• [Problem description]: Output all entries verbatim. Skip pictures.

• [Record excerpts]:
----------------
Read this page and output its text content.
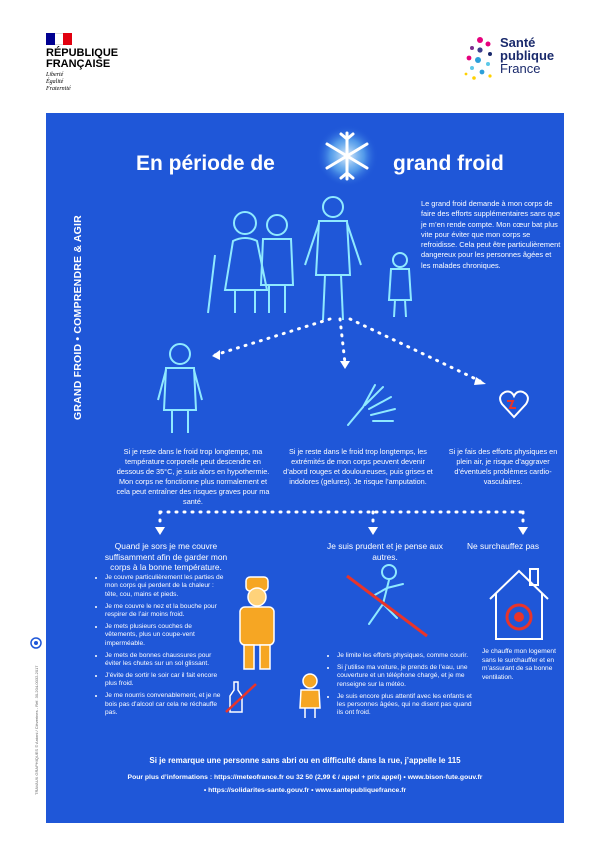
RÉPUBLIQUE FRANÇAISE
Liberté
Égalité
Fraternité
Santé
publique
France
GRAND FROID • COMPRENDRE & AGIR
En période de	grand froid
Le grand froid demande à mon corps de faire des efforts supplémentaires sans que je m’en rende compte. Mon cœur bat plus vite pour éviter que mon corps se refroidisse. Cela peut être particulièrement dangereux pour les personnes âgées et les malades chroniques.
Si je reste dans le froid trop longtemps, ma température corporelle peut descendre en dessous de 35°C, je suis alors en hypothermie. Mon corps ne fonctionne plus normalement et cela peut entraîner des risques graves pour ma santé.
Si je reste dans le froid trop longtemps, les extrémités de mon corps peuvent devenir d’abord rouges et douloureuses, puis grises et indolores (gelures). Je risque l’amputation.
Si je fais des efforts physiques en plein air, je risque d’aggraver d’éventuels problèmes cardio-vasculaires.
Quand je sors je me couvre suffisamment afin de garder mon corps à la bonne température.
Je suis prudent et je pense aux autres.
Ne surchauffez pas
• Je couvre particulièrement les parties de mon corps qui perdent de la chaleur : tête, cou, mains et pieds.
• Je me couvre le nez et la bouche pour respirer de l’air moins froid.
• Je mets plusieurs couches de vêtements, plus un coupe-vent imperméable.
• Je mets de bonnes chaussures pour éviter les chutes sur un sol glissant.
• J’évite de sortir le soir car il fait encore plus froid.
• Je me nourris convenablement, et je ne bois pas d’alcool car cela ne réchauffe pas.
• Je limite les efforts physiques, comme courir.
• Si j’utilise ma voiture, je prends de l’eau, une couverture et un téléphone chargé, et je me renseigne sur la météo.
• Je suis encore plus attentif avec les enfants et les personnes âgées, qui ne disent pas quand ils ont froid.
Je chauffe mon logement sans le surchauffer et en m’assurant de sa bonne ventilation.
Si je remarque une personne sans abri ou en difficulté dans la rue, j’appelle le 115
Pour plus d’informations : https://meteofrance.fr ou 32 50 (2,99 € / appel + prix appel) • www.bison-fute.gouv.fr
• https://solidarites-sante.gouv.fr • www.santepubliquefrance.fr
TRAVAUX GRAPHIQUES © Antoni / Cléverines - Réf. 30-204-0032-2017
----------------
• [Exercise response]:
Read this page and output its text content.
RÉPUBLIQUE FRANÇAISE
Liberté
Égalité
Fraternité
Santé
publique
France
GRAND FROID • COMPRENDRE & AGIR
En période de	grand froid
Le grand froid demande à mon corps de faire des efforts supplémentaires sans que je m’en rende compte. Mon cœur bat plus vite pour éviter que mon corps se refroidisse. Cela peut être particulièrement dangereux pour les personnes âgées et les malades chroniques.
Si je reste dans le froid trop longtemps, ma température corporelle peut descendre en dessous de 35°C, je suis alors en hypothermie. Mon corps ne fonctionne plus normalement et cela peut entraîner des risques graves pour ma santé.
Si je reste dans le froid trop longtemps, les extrémités de mon corps peuvent devenir d’abord rouges et douloureuses, puis grises et indolores (gelures). Je risque l’amputation.
Si je fais des efforts physiques en plein air, je risque d’aggraver d’éventuels problèmes cardio-vasculaires.
Quand je sors je me couvre suffisamment afin de garder mon corps à la bonne température.
Je suis prudent et je pense aux autres.
Ne surchauffez pas
• Je couvre particulièrement les parties de mon corps qui perdent de la chaleur : tête, cou, mains et pieds.
• Je me couvre le nez et la bouche pour respirer de l’air moins froid.
• Je mets plusieurs couches de vêtements, plus un coupe-vent imperméable.
• Je mets de bonnes chaussures pour éviter les chutes sur un sol glissant.
• J’évite de sortir le soir car il fait encore plus froid.
• Je me nourris convenablement, et je ne bois pas d’alcool car cela ne réchauffe pas.
• Je limite les efforts physiques, comme courir.
• Si j’utilise ma voiture, je prends de l’eau, une couverture et un téléphone chargé, et je me renseigne sur la météo.
• Je suis encore plus attentif avec les enfants et les personnes âgées, qui ne disent pas quand ils ont froid.
Je chauffe mon logement sans le surchauffer et en m’assurant de sa bonne ventilation.
Si je remarque une personne sans abri ou en difficulté dans la rue, j’appelle le 115
Pour plus d’informations : https://meteofrance.fr ou 32 50 (2,99 € / appel + prix appel) • www.bison-fute.gouv.fr
• https://solidarites-sante.gouv.fr • www.santepubliquefrance.fr
TRAVAUX GRAPHIQUES © Antoni / Cléverines - Réf. 30-204-0032-2017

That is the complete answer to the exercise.